Repeat the stretch of items below from the line containing "Polygon shape [616,332,622,338]" through the line containing "Polygon shape [657,321,662,326]", character for character, including both of those lines.

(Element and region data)
• • •
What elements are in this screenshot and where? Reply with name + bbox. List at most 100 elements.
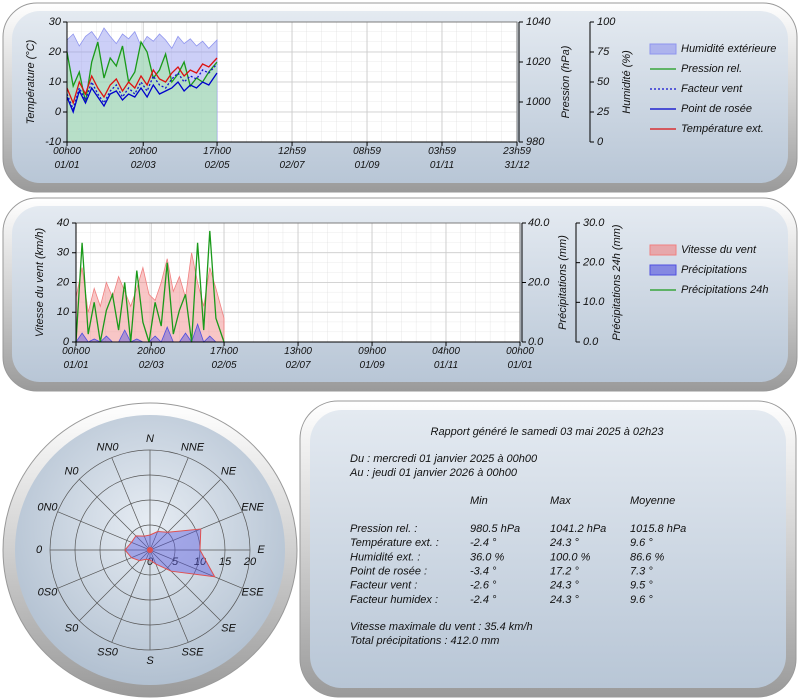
legend-label: Pression rel.: [681, 63, 742, 75]
direction-label: ENE: [241, 501, 264, 513]
legend-label: Humidité extérieure: [681, 43, 776, 55]
y-tick-label: 20: [48, 46, 62, 58]
report-label: Facteur vent :: [350, 580, 417, 592]
series-line: [66, 57, 218, 105]
x-tick-label: 23h59 31/12: [503, 146, 531, 171]
report-value: 86.6 %: [630, 551, 664, 563]
report-value: 980.5 hPa: [470, 523, 520, 535]
spoke: [79, 479, 151, 551]
x-tick-label: 00h00 01/01: [62, 346, 90, 371]
series-line: [66, 72, 218, 114]
r-tick-label: 15: [219, 556, 232, 568]
report-value: 17.2 °: [550, 566, 579, 578]
y-tick-label: 0: [55, 106, 62, 118]
spoke: [57, 511, 151, 551]
report-value: 24.3 °: [549, 580, 579, 592]
report-from: Du : mercredi 01 janvier 2025 à 00h00: [350, 453, 538, 465]
x-tick-label: 08h59 01/09: [353, 146, 381, 171]
legend-swatch: [649, 43, 677, 55]
column-header: Moyenne: [630, 495, 675, 507]
y-tick-label: 10: [49, 76, 62, 88]
direction-label: ESE: [242, 586, 265, 598]
report-value: 24.3 °: [549, 594, 579, 606]
report-value: 24.3 °: [549, 537, 579, 549]
y-tick-label: 100: [597, 16, 616, 28]
y-tick-label: 20: [56, 276, 70, 288]
series-area: [75, 322, 224, 343]
report-value: 9.6 °: [630, 537, 653, 549]
x-tick-label: 20h00 02/03: [137, 346, 166, 371]
y-tick-label: 1020: [526, 56, 551, 68]
spoke: [111, 549, 151, 643]
x-tick-label: 12h59 02/07: [278, 146, 306, 171]
y-tick-label: 50: [597, 76, 610, 88]
y-tick-label: 1000: [526, 96, 551, 108]
direction-label: N: [146, 433, 154, 445]
legend-swatch: [649, 244, 677, 256]
report-value: -2.6 °: [470, 580, 497, 592]
report-value: -2.4 °: [470, 537, 497, 549]
direction-label: S: [146, 655, 154, 667]
r-tick-label: 5: [172, 556, 179, 568]
spoke: [149, 549, 221, 621]
report-label: Facteur humidex :: [350, 594, 438, 606]
y-tick-label: 75: [597, 46, 610, 58]
y-tick-label: 30: [49, 16, 62, 28]
series-fill: [67, 42, 217, 142]
report-panel: [310, 410, 786, 688]
spoke: [111, 457, 151, 551]
report-max-wind: Vitesse maximale du vent : 35.4 km/h: [350, 621, 533, 633]
report-value: 9.5 °: [630, 580, 653, 592]
report-label: Température ext. :: [350, 537, 439, 549]
y-tick-label: 0.0: [528, 336, 544, 348]
y-tick-label: 30: [57, 247, 70, 259]
center-dot: [147, 547, 153, 553]
y-tick-label: 0: [597, 136, 604, 148]
x-tick-label: 17h00 02/05: [210, 346, 238, 371]
axis-title: Vitesse du vent (km/h): [34, 228, 46, 338]
report-value: -2.4 °: [470, 594, 497, 606]
y-tick-label: 10: [57, 306, 70, 318]
y-tick-label: 20.0: [527, 276, 550, 288]
r-tick-label: 20: [243, 556, 257, 568]
axis-title: Pression (hPa): [560, 45, 572, 118]
legend-label: Facteur vent: [681, 83, 743, 95]
direction-label: NNE: [181, 441, 205, 453]
report-label: Pression rel. :: [350, 523, 417, 535]
y-tick-label: 30.0: [583, 217, 605, 229]
rose-area: [124, 528, 216, 578]
report-value: 1041.2 hPa: [550, 523, 606, 535]
y-tick-label: 1040: [526, 16, 551, 28]
series-line: [66, 40, 218, 103]
spoke: [149, 511, 243, 551]
report-total-rain: Total précipitations : 412.0 mm: [350, 635, 499, 647]
x-tick-label: 09h00 01/09: [358, 346, 386, 371]
report-label: Point de rosée :: [350, 566, 427, 578]
y-tick-label: 980: [526, 136, 545, 148]
axis-title: Précipitations (mm): [557, 235, 569, 330]
x-tick-label: 13h00 02/07: [284, 346, 312, 371]
direction-label: E: [257, 544, 265, 556]
direction-label: SE: [221, 622, 236, 634]
direction-label: SSE: [181, 646, 204, 658]
report-to: Au : jeudi 01 janvier 2026 à 00h00: [349, 467, 518, 479]
spoke: [149, 549, 189, 643]
y-tick-label: 25: [596, 106, 610, 118]
r-tick-label: 0: [147, 556, 154, 568]
axis-title: Précipitations 24h (mm): [611, 224, 623, 340]
x-tick-label: 00h00 01/01: [53, 146, 81, 171]
report-value: 100.0 %: [550, 551, 591, 563]
direction-label: 0N0: [37, 501, 58, 513]
direction-label: 0: [36, 544, 43, 556]
spoke: [149, 479, 221, 551]
report-value: -3.4 °: [470, 566, 497, 578]
x-tick-label: 04h00 01/11: [432, 346, 460, 371]
direction-label: N0: [64, 465, 79, 477]
x-tick-label: 17h00 02/05: [203, 146, 231, 171]
spoke: [149, 549, 243, 589]
report-value: 1015.8 hPa: [630, 523, 686, 535]
x-tick-label: 20h00 02/03: [129, 146, 158, 171]
spoke: [79, 549, 151, 621]
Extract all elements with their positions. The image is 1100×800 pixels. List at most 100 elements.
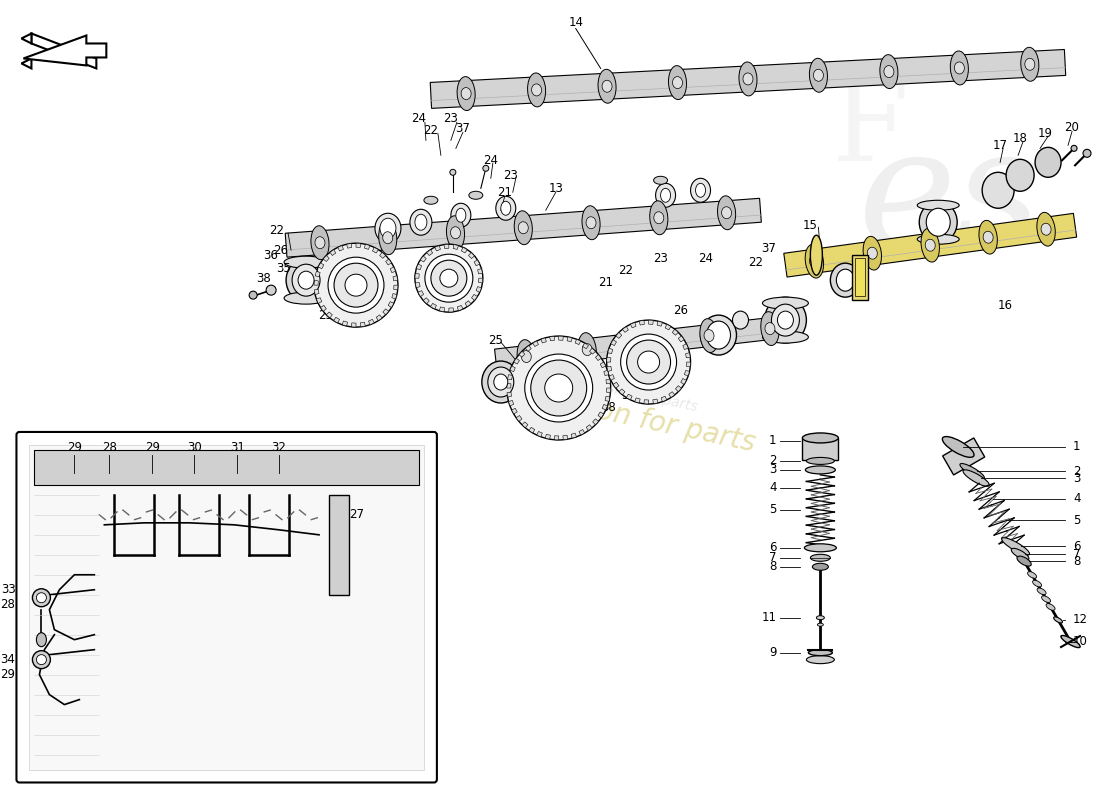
Polygon shape [616,332,622,338]
Ellipse shape [500,202,510,215]
Ellipse shape [810,58,827,92]
Ellipse shape [1046,604,1055,610]
Polygon shape [512,408,517,414]
Ellipse shape [36,593,46,602]
Polygon shape [351,323,356,327]
Circle shape [425,254,473,302]
Polygon shape [356,243,361,247]
Text: 2: 2 [1072,465,1080,478]
Ellipse shape [653,212,663,224]
Polygon shape [684,370,690,376]
Polygon shape [529,427,535,433]
Polygon shape [465,301,471,306]
Text: 3: 3 [769,463,777,477]
Polygon shape [510,366,515,372]
Polygon shape [427,250,432,255]
Ellipse shape [644,337,653,349]
Polygon shape [418,290,424,297]
Ellipse shape [983,231,993,243]
Ellipse shape [383,232,393,244]
Polygon shape [458,306,463,310]
Polygon shape [607,358,610,362]
Text: 29: 29 [145,442,160,454]
Ellipse shape [700,318,718,353]
Bar [856,258,866,296]
Polygon shape [430,303,437,309]
Text: 23: 23 [653,252,668,265]
Ellipse shape [32,589,51,606]
Polygon shape [495,314,802,371]
Ellipse shape [864,236,881,270]
Text: 37: 37 [455,122,471,135]
Text: 36: 36 [621,389,636,402]
Text: 21: 21 [497,186,513,198]
Polygon shape [386,259,392,265]
Polygon shape [644,400,649,404]
Polygon shape [330,250,336,255]
Ellipse shape [867,247,878,259]
Circle shape [1084,150,1091,158]
Polygon shape [593,419,598,425]
Text: 27: 27 [349,508,364,522]
Polygon shape [444,244,449,249]
Ellipse shape [461,87,471,99]
Polygon shape [575,339,581,345]
Polygon shape [623,326,628,332]
Ellipse shape [962,470,989,486]
Polygon shape [519,351,525,358]
Polygon shape [661,396,667,402]
Text: 25: 25 [319,309,333,322]
Ellipse shape [36,654,46,665]
Polygon shape [606,379,610,384]
Ellipse shape [602,80,612,92]
Polygon shape [315,290,319,294]
Ellipse shape [925,239,935,251]
Polygon shape [657,321,662,326]
Ellipse shape [672,77,682,89]
Ellipse shape [706,321,730,349]
Circle shape [531,360,586,416]
Ellipse shape [960,463,984,478]
Text: 13: 13 [548,182,563,194]
Bar [852,255,868,300]
Polygon shape [604,370,609,376]
Text: 29: 29 [67,442,81,454]
Ellipse shape [293,264,320,296]
Ellipse shape [656,183,675,207]
Text: 22: 22 [424,124,439,137]
Ellipse shape [813,563,828,570]
Ellipse shape [805,244,824,278]
Text: 2: 2 [769,454,777,467]
Ellipse shape [469,191,483,199]
Polygon shape [686,362,691,366]
Polygon shape [416,282,420,288]
Ellipse shape [1027,572,1036,578]
Ellipse shape [650,201,668,234]
Ellipse shape [917,200,959,210]
Polygon shape [672,330,679,335]
Ellipse shape [830,263,860,297]
Ellipse shape [639,326,657,359]
Polygon shape [23,35,107,66]
Ellipse shape [742,73,754,85]
Ellipse shape [410,210,432,235]
Polygon shape [32,34,97,69]
Ellipse shape [531,84,541,96]
Text: 23: 23 [443,112,459,125]
Ellipse shape [521,350,531,362]
Circle shape [544,374,573,402]
Polygon shape [360,322,365,327]
Polygon shape [606,388,610,393]
Circle shape [266,285,276,295]
Text: 5: 5 [769,503,777,516]
Text: 38: 38 [602,402,616,414]
Polygon shape [683,344,689,350]
Polygon shape [508,401,514,406]
Text: 24: 24 [483,154,498,167]
Ellipse shape [762,331,808,343]
Ellipse shape [32,650,51,669]
Ellipse shape [764,297,806,343]
Ellipse shape [582,343,592,355]
Ellipse shape [771,304,800,336]
Ellipse shape [494,374,508,390]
• • •
§ **Finished task**
Polygon shape [616,332,622,338]
Ellipse shape [500,202,510,215]
Ellipse shape [810,58,827,92]
Ellipse shape [1046,604,1055,610]
Polygon shape [512,408,517,414]
Ellipse shape [36,593,46,602]
Polygon shape [351,323,356,327]
Circle shape [425,254,473,302]
Polygon shape [356,243,361,247]
Text: 2: 2 [1072,465,1080,478]
Ellipse shape [653,212,663,224]
Polygon shape [684,370,690,376]
Polygon shape [529,427,535,433]
Polygon shape [465,301,471,306]
Text: 3: 3 [769,463,777,477]
Polygon shape [510,366,515,372]
Polygon shape [427,250,432,255]
Ellipse shape [644,337,653,349]
Polygon shape [418,290,424,297]
Ellipse shape [983,231,993,243]
Ellipse shape [383,232,393,244]
Polygon shape [458,306,463,310]
Polygon shape [607,358,610,362]
Text: 29: 29 [145,442,160,454]
Ellipse shape [700,318,718,353]
Bar [856,258,866,296]
Polygon shape [430,303,437,309]
Text: 23: 23 [653,252,668,265]
Ellipse shape [32,589,51,606]
Polygon shape [495,314,802,371]
Ellipse shape [864,236,881,270]
Text: 37: 37 [455,122,471,135]
Text: 36: 36 [621,389,636,402]
Text: 21: 21 [497,186,513,198]
Polygon shape [386,259,392,265]
Polygon shape [644,400,649,404]
Polygon shape [330,250,336,255]
Ellipse shape [867,247,878,259]
Circle shape [1084,150,1091,158]
Polygon shape [593,419,598,425]
Text: 27: 27 [349,508,364,522]
Polygon shape [444,244,449,249]
Ellipse shape [461,87,471,99]
Polygon shape [575,339,581,345]
Polygon shape [623,326,628,332]
Ellipse shape [962,470,989,486]
Polygon shape [519,351,525,358]
Polygon shape [661,396,667,402]
Text: 25: 25 [319,309,333,322]
Ellipse shape [36,654,46,665]
Polygon shape [606,379,610,384]
Ellipse shape [602,80,612,92]
Polygon shape [315,290,319,294]
Ellipse shape [925,239,935,251]
Polygon shape [657,321,662,326]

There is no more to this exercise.